To do.
Transcribe every entry that follows exactly, omitting all pictures.
---------- Dataset excerpts ----------
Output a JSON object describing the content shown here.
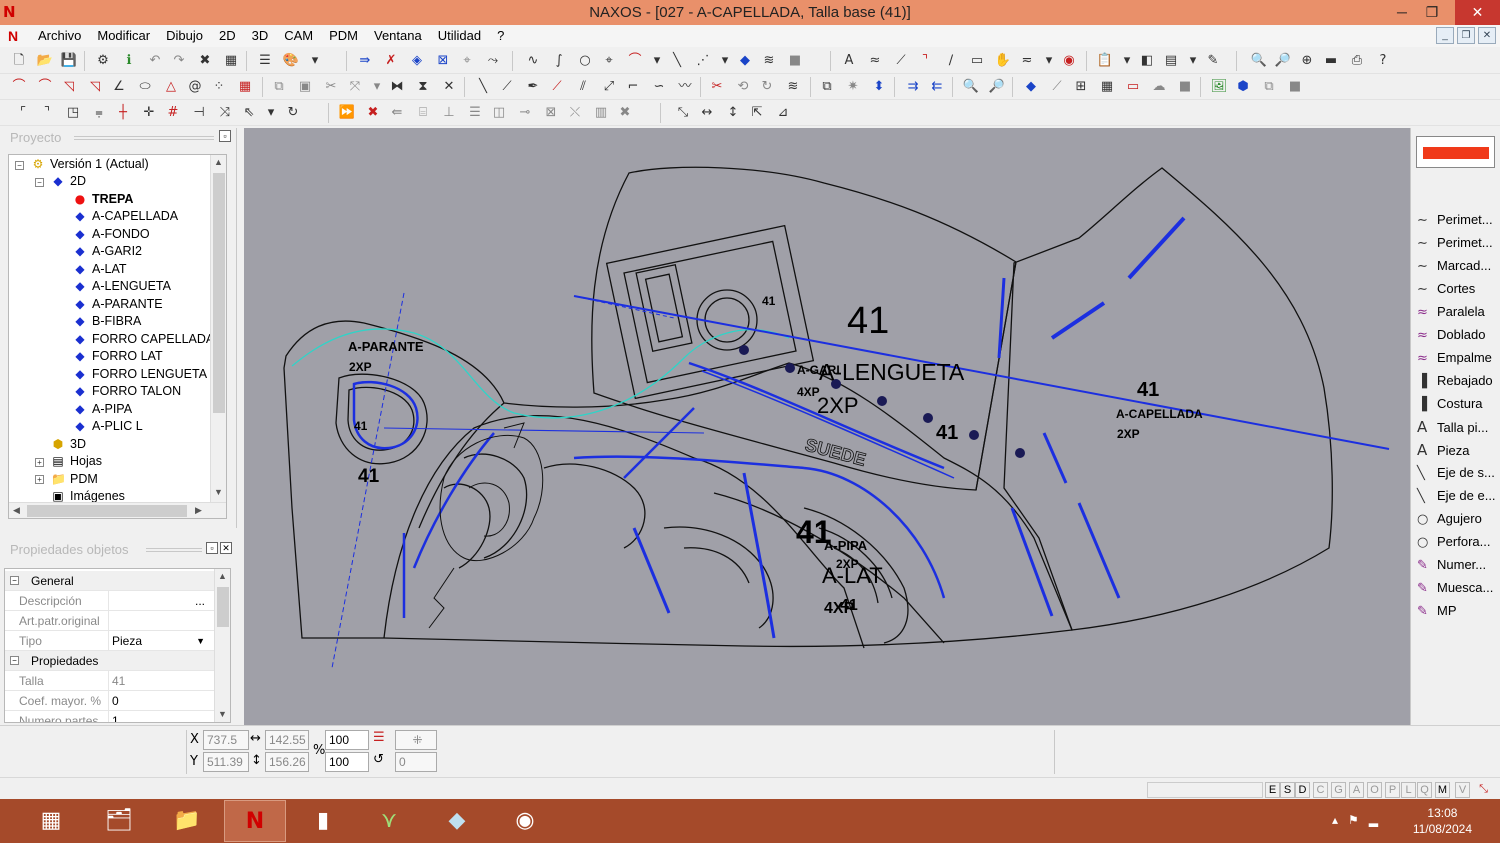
{
  "titlebar": {
    "title": "NAXOS - [027 - A-CAPELLADA, Talla base (41)]",
    "minimize": "─",
    "restore": "❐",
    "close": "✕"
  },
  "menu": [
    "Archivo",
    "Modificar",
    "Dibujo",
    "2D",
    "3D",
    "CAM",
    "PDM",
    "Ventana",
    "Utilidad",
    "?"
  ],
  "project_panel": {
    "title": "Proyecto",
    "tree": [
      {
        "label": "Versión 1 (Actual)",
        "icon": "folder-gear-icon"
      },
      {
        "label": "2D",
        "icon": "diamond-icon"
      },
      {
        "label": "TREPA",
        "icon": "red-dot-icon"
      },
      {
        "label": "A-CAPELLADA",
        "icon": "diamond-icon"
      },
      {
        "label": "A-FONDO",
        "icon": "diamond-icon"
      },
      {
        "label": "A-GARI2",
        "icon": "diamond-icon"
      },
      {
        "label": "A-LAT",
        "icon": "diamond-icon"
      },
      {
        "label": "A-LENGUETA",
        "icon": "diamond-icon"
      },
      {
        "label": "A-PARANTE",
        "icon": "diamond-icon"
      },
      {
        "label": "B-FIBRA",
        "icon": "diamond-icon"
      },
      {
        "label": "FORRO CAPELLADA",
        "icon": "diamond-icon"
      },
      {
        "label": "FORRO LAT",
        "icon": "diamond-icon"
      },
      {
        "label": "FORRO LENGUETA",
        "icon": "diamond-icon"
      },
      {
        "label": "FORRO TALON",
        "icon": "diamond-icon"
      },
      {
        "label": "A-PIPA",
        "icon": "diamond-icon"
      },
      {
        "label": "A-PLIC L",
        "icon": "diamond-icon"
      },
      {
        "label": "3D",
        "icon": "cube-icon"
      },
      {
        "label": "Hojas",
        "icon": "sheet-icon"
      },
      {
        "label": "PDM",
        "icon": "folder-icon"
      },
      {
        "label": "Imágenes",
        "icon": "image-icon"
      }
    ]
  },
  "properties_panel": {
    "title": "Propiedades objetos",
    "rows": [
      {
        "key": "General",
        "value": "",
        "section": true
      },
      {
        "key": "Descripción",
        "value": "",
        "button": "..."
      },
      {
        "key": "Art.patr.original",
        "value": ""
      },
      {
        "key": "Tipo",
        "value": "Pieza",
        "dropdown": true
      },
      {
        "key": "Propiedades",
        "value": "",
        "section": true
      },
      {
        "key": "Talla",
        "value": "41"
      },
      {
        "key": "Coef. mayor. %",
        "value": "0"
      },
      {
        "key": "Numero partes",
        "value": "1"
      }
    ]
  },
  "canvas_labels": {
    "size_41_main": "41",
    "lengueta": "A-LENGUETA",
    "lengueta_qty": "2XP",
    "capellada_size": "41",
    "capellada": "A-CAPELLADA",
    "capellada_qty": "2XP",
    "parante": "A-PARANTE",
    "parante_qty": "2XP",
    "parante_size_small": "41",
    "parante_size": "41",
    "gari": "A-GARI",
    "gari_qty": "4XP",
    "size_41_mid": "41",
    "size_41_logo": "41",
    "pipa": "A-PIPA",
    "pipa_qty": "2XP",
    "lat": "A-LAT",
    "lat_qty": "4XP",
    "lat_size": "41",
    "lat_size_big": "41",
    "suede": "SUEDE"
  },
  "right_tools": [
    {
      "label": "Perimet...",
      "icon": "curve-icon"
    },
    {
      "label": "Perimet...",
      "icon": "curve-icon"
    },
    {
      "label": "Marcad...",
      "icon": "curve-icon"
    },
    {
      "label": "Cortes",
      "icon": "curve-icon"
    },
    {
      "label": "Paralela",
      "icon": "parallel-curve-icon"
    },
    {
      "label": "Doblado",
      "icon": "parallel-curve-icon"
    },
    {
      "label": "Empalme",
      "icon": "parallel-curve-icon"
    },
    {
      "label": "Rebajado",
      "icon": "skive-icon"
    },
    {
      "label": "Costura",
      "icon": "stitch-icon"
    },
    {
      "label": "Talla pi...",
      "icon": "text-a-icon"
    },
    {
      "label": "Pieza",
      "icon": "text-a-icon"
    },
    {
      "label": "Eje de s...",
      "icon": "axis-icon"
    },
    {
      "label": "Eje de e...",
      "icon": "axis-icon"
    },
    {
      "label": "Agujero",
      "icon": "circle-icon"
    },
    {
      "label": "Perfora...",
      "icon": "circle-icon"
    },
    {
      "label": "Numer...",
      "icon": "pen-icon"
    },
    {
      "label": "Muesca...",
      "icon": "pen-icon"
    },
    {
      "label": "MP",
      "icon": "pen-icon"
    }
  ],
  "coords": {
    "x_label": "X",
    "y_label": "Y",
    "x": "737.5",
    "y": "511.39",
    "w": "142.55",
    "h": "156.26",
    "pct_label": "%",
    "scale_x": "100",
    "scale_y": "100",
    "rotation": "0"
  },
  "status_flags": [
    "E",
    "S",
    "D",
    "C",
    "G",
    "A",
    "O",
    "P",
    "L",
    "Q",
    "M",
    "V"
  ],
  "taskbar": {
    "time": "13:08",
    "date": "11/08/2024"
  }
}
----------
Answer for this exercise.
Output a JSON object describing the content shown here.
{
  "titlebar": {
    "title": "NAXOS - [027 - A-CAPELLADA, Talla base (41)]",
    "minimize": "─",
    "restore": "❐",
    "close": "✕"
  },
  "menu": [
    "Archivo",
    "Modificar",
    "Dibujo",
    "2D",
    "3D",
    "CAM",
    "PDM",
    "Ventana",
    "Utilidad",
    "?"
  ],
  "project_panel": {
    "title": "Proyecto",
    "tree": [
      {
        "label": "Versión 1 (Actual)",
        "icon": "folder-gear-icon"
      },
      {
        "label": "2D",
        "icon": "diamond-icon"
      },
      {
        "label": "TREPA",
        "icon": "red-dot-icon"
      },
      {
        "label": "A-CAPELLADA",
        "icon": "diamond-icon"
      },
      {
        "label": "A-FONDO",
        "icon": "diamond-icon"
      },
      {
        "label": "A-GARI2",
        "icon": "diamond-icon"
      },
      {
        "label": "A-LAT",
        "icon": "diamond-icon"
      },
      {
        "label": "A-LENGUETA",
        "icon": "diamond-icon"
      },
      {
        "label": "A-PARANTE",
        "icon": "diamond-icon"
      },
      {
        "label": "B-FIBRA",
        "icon": "diamond-icon"
      },
      {
        "label": "FORRO CAPELLADA",
        "icon": "diamond-icon"
      },
      {
        "label": "FORRO LAT",
        "icon": "diamond-icon"
      },
      {
        "label": "FORRO LENGUETA",
        "icon": "diamond-icon"
      },
      {
        "label": "FORRO TALON",
        "icon": "diamond-icon"
      },
      {
        "label": "A-PIPA",
        "icon": "diamond-icon"
      },
      {
        "label": "A-PLIC L",
        "icon": "diamond-icon"
      },
      {
        "label": "3D",
        "icon": "cube-icon"
      },
      {
        "label": "Hojas",
        "icon": "sheet-icon"
      },
      {
        "label": "PDM",
        "icon": "folder-icon"
      },
      {
        "label": "Imágenes",
        "icon": "image-icon"
      }
    ]
  },
  "properties_panel": {
    "title": "Propiedades objetos",
    "rows": [
      {
        "key": "General",
        "value": "",
        "section": true
      },
      {
        "key": "Descripción",
        "value": "",
        "button": "..."
      },
      {
        "key": "Art.patr.original",
        "value": ""
      },
      {
        "key": "Tipo",
        "value": "Pieza",
        "dropdown": true
      },
      {
        "key": "Propiedades",
        "value": "",
        "section": true
      },
      {
        "key": "Talla",
        "value": "41"
      },
      {
        "key": "Coef. mayor. %",
        "value": "0"
      },
      {
        "key": "Numero partes",
        "value": "1"
      }
    ]
  },
  "canvas_labels": {
    "size_41_main": "41",
    "lengueta": "A-LENGUETA",
    "lengueta_qty": "2XP",
    "capellada_size": "41",
    "capellada": "A-CAPELLADA",
    "capellada_qty": "2XP",
    "parante": "A-PARANTE",
    "parante_qty": "2XP",
    "parante_size_small": "41",
    "parante_size": "41",
    "gari": "A-GARI",
    "gari_qty": "4XP",
    "size_41_mid": "41",
    "size_41_logo": "41",
    "pipa": "A-PIPA",
    "pipa_qty": "2XP",
    "lat": "A-LAT",
    "lat_qty": "4XP",
    "lat_size": "41",
    "lat_size_big": "41",
    "suede": "SUEDE"
  },
  "right_tools": [
    {
      "label": "Perimet...",
      "icon": "curve-icon"
    },
    {
      "label": "Perimet...",
      "icon": "curve-icon"
    },
    {
      "label": "Marcad...",
      "icon": "curve-icon"
    },
    {
      "label": "Cortes",
      "icon": "curve-icon"
    },
    {
      "label": "Paralela",
      "icon": "parallel-curve-icon"
    },
    {
      "label": "Doblado",
      "icon": "parallel-curve-icon"
    },
    {
      "label": "Empalme",
      "icon": "parallel-curve-icon"
    },
    {
      "label": "Rebajado",
      "icon": "skive-icon"
    },
    {
      "label": "Costura",
      "icon": "stitch-icon"
    },
    {
      "label": "Talla pi...",
      "icon": "text-a-icon"
    },
    {
      "label": "Pieza",
      "icon": "text-a-icon"
    },
    {
      "label": "Eje de s...",
      "icon": "axis-icon"
    },
    {
      "label": "Eje de e...",
      "icon": "axis-icon"
    },
    {
      "label": "Agujero",
      "icon": "circle-icon"
    },
    {
      "label": "Perfora...",
      "icon": "circle-icon"
    },
    {
      "label": "Numer...",
      "icon": "pen-icon"
    },
    {
      "label": "Muesca...",
      "icon": "pen-icon"
    },
    {
      "label": "MP",
      "icon": "pen-icon"
    }
  ],
  "coords": {
    "x_label": "X",
    "y_label": "Y",
    "x": "737.5",
    "y": "511.39",
    "w": "142.55",
    "h": "156.26",
    "pct_label": "%",
    "scale_x": "100",
    "scale_y": "100",
    "rotation": "0"
  },
  "status_flags": [
    "E",
    "S",
    "D",
    "C",
    "G",
    "A",
    "O",
    "P",
    "L",
    "Q",
    "M",
    "V"
  ],
  "taskbar": {
    "time": "13:08",
    "date": "11/08/2024"
  }
}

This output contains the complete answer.